[EXTRACTED DATA]:
^^^^^^^^^^^^^^^^
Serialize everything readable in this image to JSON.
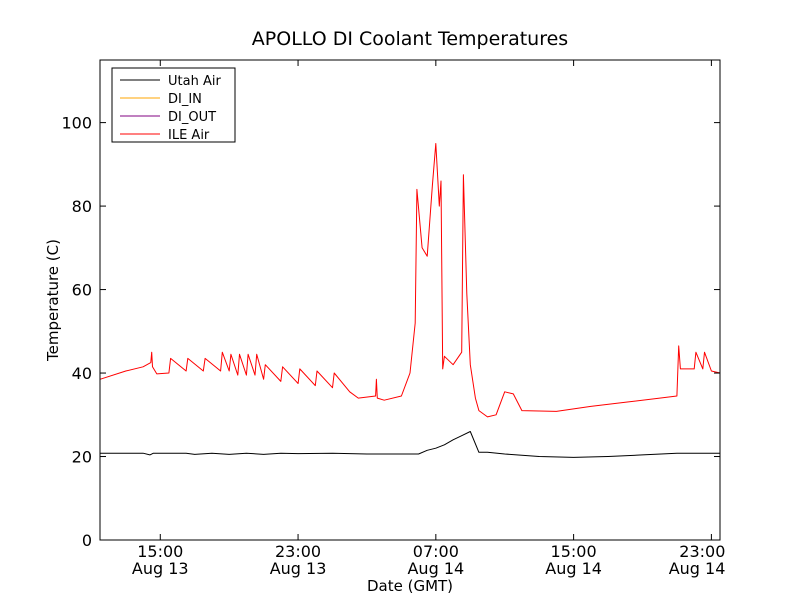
{
  "chart_data": {
    "type": "line",
    "title": "APOLLO DI Coolant Temperatures",
    "xlabel": "Date (GMT)",
    "ylabel": "Temperature (C)",
    "ylim": [
      0,
      115
    ],
    "yticks": [
      0,
      20,
      40,
      60,
      80,
      100
    ],
    "xlim_hours": [
      11.5,
      47.5
    ],
    "xticks": [
      {
        "hour": 15,
        "time": "15:00",
        "date": "Aug 13"
      },
      {
        "hour": 23,
        "time": "23:00",
        "date": "Aug 13"
      },
      {
        "hour": 31,
        "time": "07:00",
        "date": "Aug 14"
      },
      {
        "hour": 39,
        "time": "15:00",
        "date": "Aug 14"
      },
      {
        "hour": 47,
        "time": "23:00",
        "date": "Aug 14"
      }
    ],
    "grid": false,
    "legend_position": "top-left",
    "series": [
      {
        "name": "Utah Air",
        "color": "#000000",
        "x": [
          11.5,
          14.0,
          14.4,
          14.6,
          15.5,
          16.5,
          17.0,
          18.0,
          19.0,
          20.0,
          21.0,
          22.0,
          23.0,
          25.0,
          27.0,
          29.0,
          30.0,
          30.5,
          31.0,
          31.5,
          32.0,
          32.5,
          33.0,
          33.5,
          34.0,
          35.0,
          37.0,
          39.0,
          41.0,
          43.0,
          45.0,
          47.5
        ],
        "y": [
          20.8,
          20.8,
          20.4,
          20.8,
          20.8,
          20.8,
          20.5,
          20.8,
          20.5,
          20.8,
          20.5,
          20.8,
          20.7,
          20.8,
          20.6,
          20.6,
          20.6,
          21.5,
          22.0,
          22.8,
          24.0,
          25.0,
          26.0,
          21.0,
          21.0,
          20.6,
          20.0,
          19.8,
          20.0,
          20.4,
          20.8,
          20.8
        ]
      },
      {
        "name": "DI_IN",
        "color": "#ffa500",
        "x": [],
        "y": []
      },
      {
        "name": "DI_OUT",
        "color": "#800080",
        "x": [],
        "y": []
      },
      {
        "name": "ILE Air",
        "color": "#ff0000",
        "x": [
          11.5,
          13.0,
          14.0,
          14.45,
          14.5,
          14.55,
          14.8,
          15.5,
          15.6,
          16.5,
          16.6,
          17.5,
          17.6,
          18.5,
          18.6,
          19.0,
          19.1,
          19.5,
          19.6,
          20.0,
          20.1,
          20.5,
          20.6,
          21.0,
          21.1,
          22.0,
          22.1,
          23.0,
          23.1,
          24.0,
          24.1,
          25.0,
          25.1,
          26.0,
          26.5,
          27.5,
          27.55,
          27.6,
          28.0,
          29.0,
          29.5,
          29.8,
          29.9,
          30.2,
          30.5,
          30.8,
          31.0,
          31.2,
          31.3,
          31.4,
          31.5,
          32.0,
          32.5,
          32.6,
          32.8,
          33.0,
          33.3,
          33.5,
          34.0,
          34.5,
          35.0,
          35.5,
          36.0,
          38.0,
          40.0,
          42.0,
          44.0,
          45.0,
          45.1,
          45.2,
          46.0,
          46.1,
          46.5,
          46.6,
          47.0,
          47.5
        ],
        "y": [
          38.5,
          40.5,
          41.5,
          42.5,
          45.0,
          41.5,
          39.8,
          40.0,
          43.5,
          40.5,
          43.5,
          40.5,
          43.5,
          40.5,
          45.0,
          40.5,
          44.5,
          39.5,
          44.5,
          39.5,
          44.5,
          39.5,
          44.5,
          38.5,
          42.0,
          38.0,
          41.5,
          37.5,
          41.0,
          37.0,
          40.5,
          36.5,
          40.0,
          35.5,
          34.0,
          34.5,
          38.5,
          34.0,
          33.5,
          34.5,
          40.0,
          52.0,
          84.0,
          70.0,
          68.0,
          85.0,
          95.0,
          80.0,
          86.0,
          41.0,
          44.0,
          42.0,
          45.0,
          87.5,
          59.0,
          42.0,
          34.0,
          31.0,
          29.5,
          30.0,
          35.5,
          35.0,
          31.0,
          30.8,
          32.0,
          33.0,
          34.0,
          34.5,
          46.5,
          41.0,
          41.0,
          45.0,
          41.0,
          45.0,
          40.5,
          40.0
        ]
      }
    ]
  }
}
^^^^^^^^^^^^^^^^
[THE EXERCISE]:
Pick out the lines containing the word "name" and show them.

[SOLUTION]:
        "name": "Utah Air",
        "name": "DI_IN",
        "name": "DI_OUT",
        "name": "ILE Air",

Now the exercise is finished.